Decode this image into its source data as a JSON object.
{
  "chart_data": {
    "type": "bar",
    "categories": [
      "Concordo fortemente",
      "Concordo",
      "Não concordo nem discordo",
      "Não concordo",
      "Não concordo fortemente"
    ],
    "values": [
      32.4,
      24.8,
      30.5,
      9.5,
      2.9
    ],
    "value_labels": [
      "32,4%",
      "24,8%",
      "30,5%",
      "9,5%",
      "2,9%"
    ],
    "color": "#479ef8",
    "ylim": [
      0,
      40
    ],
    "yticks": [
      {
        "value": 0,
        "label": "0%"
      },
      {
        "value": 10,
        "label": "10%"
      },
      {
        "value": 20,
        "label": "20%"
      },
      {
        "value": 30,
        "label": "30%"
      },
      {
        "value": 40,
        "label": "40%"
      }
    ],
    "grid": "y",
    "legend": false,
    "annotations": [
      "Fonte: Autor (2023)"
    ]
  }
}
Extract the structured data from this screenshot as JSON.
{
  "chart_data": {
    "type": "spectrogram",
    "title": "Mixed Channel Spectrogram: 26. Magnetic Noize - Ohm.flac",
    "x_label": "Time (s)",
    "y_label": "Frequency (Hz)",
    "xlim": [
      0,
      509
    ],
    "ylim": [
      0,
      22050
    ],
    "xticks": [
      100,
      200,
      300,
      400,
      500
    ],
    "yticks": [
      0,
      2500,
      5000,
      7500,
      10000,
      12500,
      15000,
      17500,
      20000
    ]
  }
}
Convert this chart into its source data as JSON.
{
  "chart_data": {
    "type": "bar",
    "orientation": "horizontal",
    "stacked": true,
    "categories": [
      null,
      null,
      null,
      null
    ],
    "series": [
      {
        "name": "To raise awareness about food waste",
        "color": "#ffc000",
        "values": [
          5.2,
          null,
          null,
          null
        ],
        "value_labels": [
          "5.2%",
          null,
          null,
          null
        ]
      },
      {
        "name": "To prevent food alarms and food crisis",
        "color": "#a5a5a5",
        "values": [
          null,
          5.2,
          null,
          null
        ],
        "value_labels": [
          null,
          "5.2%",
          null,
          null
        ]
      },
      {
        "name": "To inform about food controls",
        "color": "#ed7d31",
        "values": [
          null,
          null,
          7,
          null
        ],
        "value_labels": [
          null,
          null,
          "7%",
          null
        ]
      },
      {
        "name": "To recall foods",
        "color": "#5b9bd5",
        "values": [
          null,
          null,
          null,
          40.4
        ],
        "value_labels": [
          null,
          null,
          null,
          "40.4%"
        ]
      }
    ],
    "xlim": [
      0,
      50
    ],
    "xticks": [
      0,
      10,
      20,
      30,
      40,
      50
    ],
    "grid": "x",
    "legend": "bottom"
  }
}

===

Extract the full listing above without alteration.

RESPONSE:
Decode this image into its source data as a JSON object.
{
  "chart_data": {
    "type": "bar",
    "categories": [
      "Concordo fortemente",
      "Concordo",
      "Não concordo nem discordo",
      "Não concordo",
      "Não concordo fortemente"
    ],
    "values": [
      32.4,
      24.8,
      30.5,
      9.5,
      2.9
    ],
    "value_labels": [
      "32,4%",
      "24,8%",
      "30,5%",
      "9,5%",
      "2,9%"
    ],
    "color": "#479ef8",
    "ylim": [
      0,
      40
    ],
    "yticks": [
      {
        "value": 0,
        "label": "0%"
      },
      {
        "value": 10,
        "label": "10%"
      },
      {
        "value": 20,
        "label": "20%"
      },
      {
        "value": 30,
        "label": "30%"
      },
      {
        "value": 40,
        "label": "40%"
      }
    ],
    "grid": "y",
    "legend": false,
    "annotations": [
      "Fonte: Autor (2023)"
    ]
  }
}
Extract the structured data from this screenshot as JSON.
{
  "chart_data": {
    "type": "spectrogram",
    "title": "Mixed Channel Spectrogram: 26. Magnetic Noize - Ohm.flac",
    "x_label": "Time (s)",
    "y_label": "Frequency (Hz)",
    "xlim": [
      0,
      509
    ],
    "ylim": [
      0,
      22050
    ],
    "xticks": [
      100,
      200,
      300,
      400,
      500
    ],
    "yticks": [
      0,
      2500,
      5000,
      7500,
      10000,
      12500,
      15000,
      17500,
      20000
    ]
  }
}
Convert this chart into its source data as JSON.
{
  "chart_data": {
    "type": "bar",
    "orientation": "horizontal",
    "stacked": true,
    "categories": [
      null,
      null,
      null,
      null
    ],
    "series": [
      {
        "name": "To raise awareness about food waste",
        "color": "#ffc000",
        "values": [
          5.2,
          null,
          null,
          null
        ],
        "value_labels": [
          "5.2%",
          null,
          null,
          null
        ]
      },
      {
        "name": "To prevent food alarms and food crisis",
        "color": "#a5a5a5",
        "values": [
          null,
          5.2,
          null,
          null
        ],
        "value_labels": [
          null,
          "5.2%",
          null,
          null
        ]
      },
      {
        "name": "To inform about food controls",
        "color": "#ed7d31",
        "values": [
          null,
          null,
          7,
          null
        ],
        "value_labels": [
          null,
          null,
          "7%",
          null
        ]
      },
      {
        "name": "To recall foods",
        "color": "#5b9bd5",
        "values": [
          null,
          null,
          null,
          40.4
        ],
        "value_labels": [
          null,
          null,
          null,
          "40.4%"
        ]
      }
    ],
    "xlim": [
      0,
      50
    ],
    "xticks": [
      0,
      10,
      20,
      30,
      40,
      50
    ],
    "grid": "x",
    "legend": "bottom"
  }
}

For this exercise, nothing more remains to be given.